■ EXERCISES ■
1. Copy the passage of the environmental news text between "Reports from the" and "Accord’s 1.5C goal.", inclusive.
2. Summarize the environmental news text in two sentences.

■ EXERCISE TEXT ■
§

The biodiversity crisis has been gaining traction recently, and hopes were high that a summit in the Kenyan capital of Nairobi would deliver a draft global agreement to be ratified at the next biodiversity summit, known as COP15, this coming December in Montreal. However, the 1,000 negotiators from 150 countries were unable to finalise a draft, with only two out of more than 20 goals agreed. The areas where agreement have been reached are on knowledge and technology sharing, and promoting green spaces in urban areas.
Reports from the summit have suggested that proposals have been watered down, wording of commitments made more vague, and timelines shifted from 2030 to 2050. Further talks may be convened before the Montreal summit, as the Nairobi meetings only took place due to a lack of progress at talks in Geneva in March.
The Net-Zero Asset Owner Alliance, a body convened by the UN that includes more than 70 institutional investors, has published new research
into what realistic carbon pricing should look like to ensure a path to net zero that aligns with the Paris Accord’s 1.5C goal.
At present 25% of the planet’s carbon dioxide emissions have a price, and the Alliance contends that in general these are too low to have sufficient impact on emissions. Some estimates put the average carbon price as low as $3 per tonne. This contrasts with the UN High-Level Commission on Carbon Prices, which recommends that the average should in fact be somewhere above $50, and perhaps as high as $100 per tonne if the Paris accord targets are to be achieved.

§

■ RECORDS SHOWN ■
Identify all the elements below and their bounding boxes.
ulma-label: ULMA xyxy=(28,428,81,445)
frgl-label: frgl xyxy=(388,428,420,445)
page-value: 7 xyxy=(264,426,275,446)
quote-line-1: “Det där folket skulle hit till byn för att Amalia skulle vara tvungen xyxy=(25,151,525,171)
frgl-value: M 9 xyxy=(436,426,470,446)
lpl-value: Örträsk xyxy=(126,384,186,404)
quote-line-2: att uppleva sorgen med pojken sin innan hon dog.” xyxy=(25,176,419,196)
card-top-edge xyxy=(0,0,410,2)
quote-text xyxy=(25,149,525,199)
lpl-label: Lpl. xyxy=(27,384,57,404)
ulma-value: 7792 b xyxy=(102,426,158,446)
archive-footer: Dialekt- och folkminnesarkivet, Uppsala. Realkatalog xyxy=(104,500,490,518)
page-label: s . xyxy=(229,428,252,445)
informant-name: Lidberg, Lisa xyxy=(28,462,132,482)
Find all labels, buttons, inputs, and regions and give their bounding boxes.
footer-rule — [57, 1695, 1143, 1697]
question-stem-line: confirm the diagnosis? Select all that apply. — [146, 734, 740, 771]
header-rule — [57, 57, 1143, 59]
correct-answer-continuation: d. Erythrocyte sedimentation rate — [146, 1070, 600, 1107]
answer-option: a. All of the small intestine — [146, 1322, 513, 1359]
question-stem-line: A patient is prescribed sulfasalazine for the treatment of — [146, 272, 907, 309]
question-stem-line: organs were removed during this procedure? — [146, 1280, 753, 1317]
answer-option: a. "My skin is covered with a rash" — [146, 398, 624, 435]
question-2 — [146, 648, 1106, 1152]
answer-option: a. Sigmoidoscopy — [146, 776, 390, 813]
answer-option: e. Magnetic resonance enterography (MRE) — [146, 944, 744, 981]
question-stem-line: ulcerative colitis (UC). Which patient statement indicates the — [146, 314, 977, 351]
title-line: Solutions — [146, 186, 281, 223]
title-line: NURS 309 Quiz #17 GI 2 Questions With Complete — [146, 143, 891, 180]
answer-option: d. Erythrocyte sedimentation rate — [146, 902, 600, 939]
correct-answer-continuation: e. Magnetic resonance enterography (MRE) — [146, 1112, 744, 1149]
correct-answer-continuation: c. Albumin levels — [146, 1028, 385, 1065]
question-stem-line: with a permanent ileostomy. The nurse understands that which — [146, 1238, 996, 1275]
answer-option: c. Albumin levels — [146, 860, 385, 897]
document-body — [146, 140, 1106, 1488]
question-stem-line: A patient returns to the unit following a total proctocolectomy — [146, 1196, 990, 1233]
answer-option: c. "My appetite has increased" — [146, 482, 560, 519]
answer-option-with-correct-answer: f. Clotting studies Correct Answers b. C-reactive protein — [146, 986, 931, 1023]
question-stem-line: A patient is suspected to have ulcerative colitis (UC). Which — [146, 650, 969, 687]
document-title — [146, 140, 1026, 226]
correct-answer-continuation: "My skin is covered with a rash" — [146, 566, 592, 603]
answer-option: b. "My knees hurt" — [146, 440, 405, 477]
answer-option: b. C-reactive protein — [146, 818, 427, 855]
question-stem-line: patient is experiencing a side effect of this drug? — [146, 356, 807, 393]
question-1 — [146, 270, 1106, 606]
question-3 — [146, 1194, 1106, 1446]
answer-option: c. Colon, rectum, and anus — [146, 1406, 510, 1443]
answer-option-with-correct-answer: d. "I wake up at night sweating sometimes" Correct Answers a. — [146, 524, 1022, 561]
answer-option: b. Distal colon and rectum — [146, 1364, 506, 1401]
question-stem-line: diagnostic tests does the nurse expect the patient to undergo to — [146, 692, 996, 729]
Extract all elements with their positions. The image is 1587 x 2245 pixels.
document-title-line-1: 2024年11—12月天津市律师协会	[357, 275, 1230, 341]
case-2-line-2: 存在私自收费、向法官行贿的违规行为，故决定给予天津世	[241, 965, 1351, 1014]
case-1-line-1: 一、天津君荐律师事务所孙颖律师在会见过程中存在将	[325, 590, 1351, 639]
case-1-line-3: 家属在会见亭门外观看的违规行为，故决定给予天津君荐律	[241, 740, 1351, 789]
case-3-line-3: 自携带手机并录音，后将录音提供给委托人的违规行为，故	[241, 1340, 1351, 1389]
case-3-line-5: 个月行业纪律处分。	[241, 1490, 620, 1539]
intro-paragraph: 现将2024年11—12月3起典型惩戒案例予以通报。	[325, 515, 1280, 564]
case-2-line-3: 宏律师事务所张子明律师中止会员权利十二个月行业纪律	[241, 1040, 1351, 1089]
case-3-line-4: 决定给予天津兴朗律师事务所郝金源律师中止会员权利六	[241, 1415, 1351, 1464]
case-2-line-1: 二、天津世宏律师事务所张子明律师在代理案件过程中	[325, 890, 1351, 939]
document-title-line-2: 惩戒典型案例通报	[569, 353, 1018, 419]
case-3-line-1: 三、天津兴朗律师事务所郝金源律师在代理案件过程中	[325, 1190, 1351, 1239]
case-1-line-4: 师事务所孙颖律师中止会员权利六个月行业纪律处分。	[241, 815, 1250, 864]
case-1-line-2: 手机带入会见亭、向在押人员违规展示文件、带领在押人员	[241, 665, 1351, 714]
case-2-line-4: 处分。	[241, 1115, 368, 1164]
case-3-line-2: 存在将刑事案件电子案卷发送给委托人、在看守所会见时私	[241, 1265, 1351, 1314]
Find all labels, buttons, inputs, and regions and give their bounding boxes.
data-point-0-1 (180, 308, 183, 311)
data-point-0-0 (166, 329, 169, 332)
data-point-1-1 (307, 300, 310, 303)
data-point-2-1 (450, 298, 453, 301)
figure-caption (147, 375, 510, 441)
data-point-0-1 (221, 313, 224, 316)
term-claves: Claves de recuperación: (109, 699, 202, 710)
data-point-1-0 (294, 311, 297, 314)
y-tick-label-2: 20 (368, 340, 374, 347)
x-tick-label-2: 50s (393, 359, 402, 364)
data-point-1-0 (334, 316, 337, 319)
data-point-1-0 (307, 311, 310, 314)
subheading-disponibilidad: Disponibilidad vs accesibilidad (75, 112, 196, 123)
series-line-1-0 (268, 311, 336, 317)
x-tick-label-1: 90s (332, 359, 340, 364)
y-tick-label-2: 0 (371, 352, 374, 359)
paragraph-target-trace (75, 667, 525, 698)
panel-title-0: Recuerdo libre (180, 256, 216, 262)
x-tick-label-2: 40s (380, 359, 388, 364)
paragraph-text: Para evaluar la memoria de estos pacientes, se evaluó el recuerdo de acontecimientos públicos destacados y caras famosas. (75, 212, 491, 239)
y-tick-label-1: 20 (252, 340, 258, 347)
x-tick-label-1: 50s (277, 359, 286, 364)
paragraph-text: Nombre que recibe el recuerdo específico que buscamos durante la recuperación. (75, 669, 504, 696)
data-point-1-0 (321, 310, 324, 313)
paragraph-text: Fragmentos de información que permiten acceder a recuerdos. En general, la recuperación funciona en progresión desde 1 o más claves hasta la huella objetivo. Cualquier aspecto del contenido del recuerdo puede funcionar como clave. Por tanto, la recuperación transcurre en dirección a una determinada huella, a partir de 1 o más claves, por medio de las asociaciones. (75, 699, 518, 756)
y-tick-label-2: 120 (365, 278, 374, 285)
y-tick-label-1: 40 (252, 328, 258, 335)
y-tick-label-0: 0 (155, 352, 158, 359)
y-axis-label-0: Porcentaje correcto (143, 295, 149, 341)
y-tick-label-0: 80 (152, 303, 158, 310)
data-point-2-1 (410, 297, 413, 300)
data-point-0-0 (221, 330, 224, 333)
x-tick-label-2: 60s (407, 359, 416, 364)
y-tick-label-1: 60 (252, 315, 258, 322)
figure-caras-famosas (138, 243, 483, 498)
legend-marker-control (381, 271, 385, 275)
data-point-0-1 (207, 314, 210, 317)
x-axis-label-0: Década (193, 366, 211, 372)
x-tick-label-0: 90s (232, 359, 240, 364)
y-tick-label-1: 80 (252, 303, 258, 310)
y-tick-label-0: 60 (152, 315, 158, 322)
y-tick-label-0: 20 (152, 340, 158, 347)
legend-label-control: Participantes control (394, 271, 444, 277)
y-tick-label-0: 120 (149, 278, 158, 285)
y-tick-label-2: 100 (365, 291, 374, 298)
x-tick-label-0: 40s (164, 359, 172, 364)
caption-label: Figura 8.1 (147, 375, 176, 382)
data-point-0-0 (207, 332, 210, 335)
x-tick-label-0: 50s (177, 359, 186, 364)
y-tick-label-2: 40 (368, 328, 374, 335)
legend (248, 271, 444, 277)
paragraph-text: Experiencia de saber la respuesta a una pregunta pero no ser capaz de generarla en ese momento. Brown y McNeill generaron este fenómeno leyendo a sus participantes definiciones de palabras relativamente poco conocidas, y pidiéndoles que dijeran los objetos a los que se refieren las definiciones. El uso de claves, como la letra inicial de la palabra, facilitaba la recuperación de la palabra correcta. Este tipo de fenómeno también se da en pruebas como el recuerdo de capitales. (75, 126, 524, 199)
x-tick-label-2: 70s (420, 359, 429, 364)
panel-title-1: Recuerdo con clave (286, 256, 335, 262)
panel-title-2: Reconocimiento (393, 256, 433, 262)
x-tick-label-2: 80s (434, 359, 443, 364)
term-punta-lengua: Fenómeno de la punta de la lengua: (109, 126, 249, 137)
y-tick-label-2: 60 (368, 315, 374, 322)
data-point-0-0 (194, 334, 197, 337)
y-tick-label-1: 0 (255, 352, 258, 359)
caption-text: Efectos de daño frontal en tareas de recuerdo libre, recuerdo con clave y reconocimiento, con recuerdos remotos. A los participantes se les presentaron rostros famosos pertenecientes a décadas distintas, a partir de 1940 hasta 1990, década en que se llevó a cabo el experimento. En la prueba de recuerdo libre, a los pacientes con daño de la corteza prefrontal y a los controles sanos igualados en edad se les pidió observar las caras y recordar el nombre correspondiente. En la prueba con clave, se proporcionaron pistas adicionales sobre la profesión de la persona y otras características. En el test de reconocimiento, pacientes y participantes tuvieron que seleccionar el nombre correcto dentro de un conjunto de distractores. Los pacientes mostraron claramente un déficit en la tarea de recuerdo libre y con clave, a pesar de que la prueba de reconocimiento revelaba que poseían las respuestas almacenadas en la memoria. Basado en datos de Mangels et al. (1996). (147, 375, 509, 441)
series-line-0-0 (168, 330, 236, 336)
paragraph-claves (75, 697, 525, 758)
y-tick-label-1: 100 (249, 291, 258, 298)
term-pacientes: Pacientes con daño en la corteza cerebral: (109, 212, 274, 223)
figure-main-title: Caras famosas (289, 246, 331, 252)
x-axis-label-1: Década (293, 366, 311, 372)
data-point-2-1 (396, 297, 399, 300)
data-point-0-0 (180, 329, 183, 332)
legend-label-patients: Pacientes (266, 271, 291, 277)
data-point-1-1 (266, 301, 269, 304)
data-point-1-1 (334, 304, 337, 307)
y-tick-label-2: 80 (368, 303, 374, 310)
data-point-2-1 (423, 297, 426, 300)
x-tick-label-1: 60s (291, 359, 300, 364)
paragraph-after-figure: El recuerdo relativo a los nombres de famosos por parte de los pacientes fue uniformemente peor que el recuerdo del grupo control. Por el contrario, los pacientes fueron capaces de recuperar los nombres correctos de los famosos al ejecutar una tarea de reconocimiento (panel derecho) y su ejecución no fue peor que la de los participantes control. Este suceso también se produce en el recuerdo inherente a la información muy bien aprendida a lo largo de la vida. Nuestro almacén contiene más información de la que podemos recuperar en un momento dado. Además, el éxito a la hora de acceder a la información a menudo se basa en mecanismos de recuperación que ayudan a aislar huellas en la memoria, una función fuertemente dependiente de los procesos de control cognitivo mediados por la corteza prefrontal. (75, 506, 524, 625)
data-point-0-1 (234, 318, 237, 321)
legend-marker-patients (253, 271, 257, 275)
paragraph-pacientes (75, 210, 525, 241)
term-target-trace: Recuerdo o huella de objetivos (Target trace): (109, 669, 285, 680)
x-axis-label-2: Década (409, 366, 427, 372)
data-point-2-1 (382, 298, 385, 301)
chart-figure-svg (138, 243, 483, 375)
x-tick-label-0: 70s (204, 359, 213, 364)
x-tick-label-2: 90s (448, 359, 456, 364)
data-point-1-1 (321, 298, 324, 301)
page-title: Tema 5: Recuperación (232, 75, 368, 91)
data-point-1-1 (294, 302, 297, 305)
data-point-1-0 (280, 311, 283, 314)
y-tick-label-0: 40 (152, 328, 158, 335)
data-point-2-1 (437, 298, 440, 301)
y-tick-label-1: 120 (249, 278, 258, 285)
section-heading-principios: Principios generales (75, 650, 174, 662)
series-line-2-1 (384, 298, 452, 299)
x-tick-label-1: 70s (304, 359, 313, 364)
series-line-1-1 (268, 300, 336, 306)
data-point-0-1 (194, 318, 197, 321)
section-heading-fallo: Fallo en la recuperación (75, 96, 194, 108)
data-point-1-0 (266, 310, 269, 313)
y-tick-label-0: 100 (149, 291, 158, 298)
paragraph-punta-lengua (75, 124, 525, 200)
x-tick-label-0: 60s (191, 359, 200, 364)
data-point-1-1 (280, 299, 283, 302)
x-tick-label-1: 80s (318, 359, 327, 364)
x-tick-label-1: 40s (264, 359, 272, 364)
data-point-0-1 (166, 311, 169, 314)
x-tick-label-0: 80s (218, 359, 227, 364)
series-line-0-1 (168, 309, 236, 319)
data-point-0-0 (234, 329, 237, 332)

§

■ TASK RESULTS ■
1.
Reports from the summit have suggested that proposals have been watered down, wording of commitments made more vague, and timelines shifted from 2030 to 2050. Further talks may be convened before the Montreal summit, as the Nairobi meetings only took place due to a lack of progress at talks in Geneva in March.
The Net-Zero Asset Owner Alliance, a body convened by the UN that includes more than 70 institutional investors, has published new research
into what realistic carbon pricing should look like to ensure a path to net zero that aligns with the Paris Accord’s 1.5C goal.

2. Negotiators from 150 countries meeting in Nairobi were unable to finalize a draft global biodiversity agreement ahead of the COP15 summit in Montreal, agreeing on only two of more than 20 goals amid reports of weakened proposals and timelines shifted from 2030 to 2050. Separately, the UN-convened Net-Zero Asset Owner Alliance has published research contending that existing carbon prices, which cover 25% of global carbon dioxide emissions, are generally too low, whereas the UN High-Level Commission on Carbon Prices recommends an average above $50 and perhaps as high as $100 per tonne.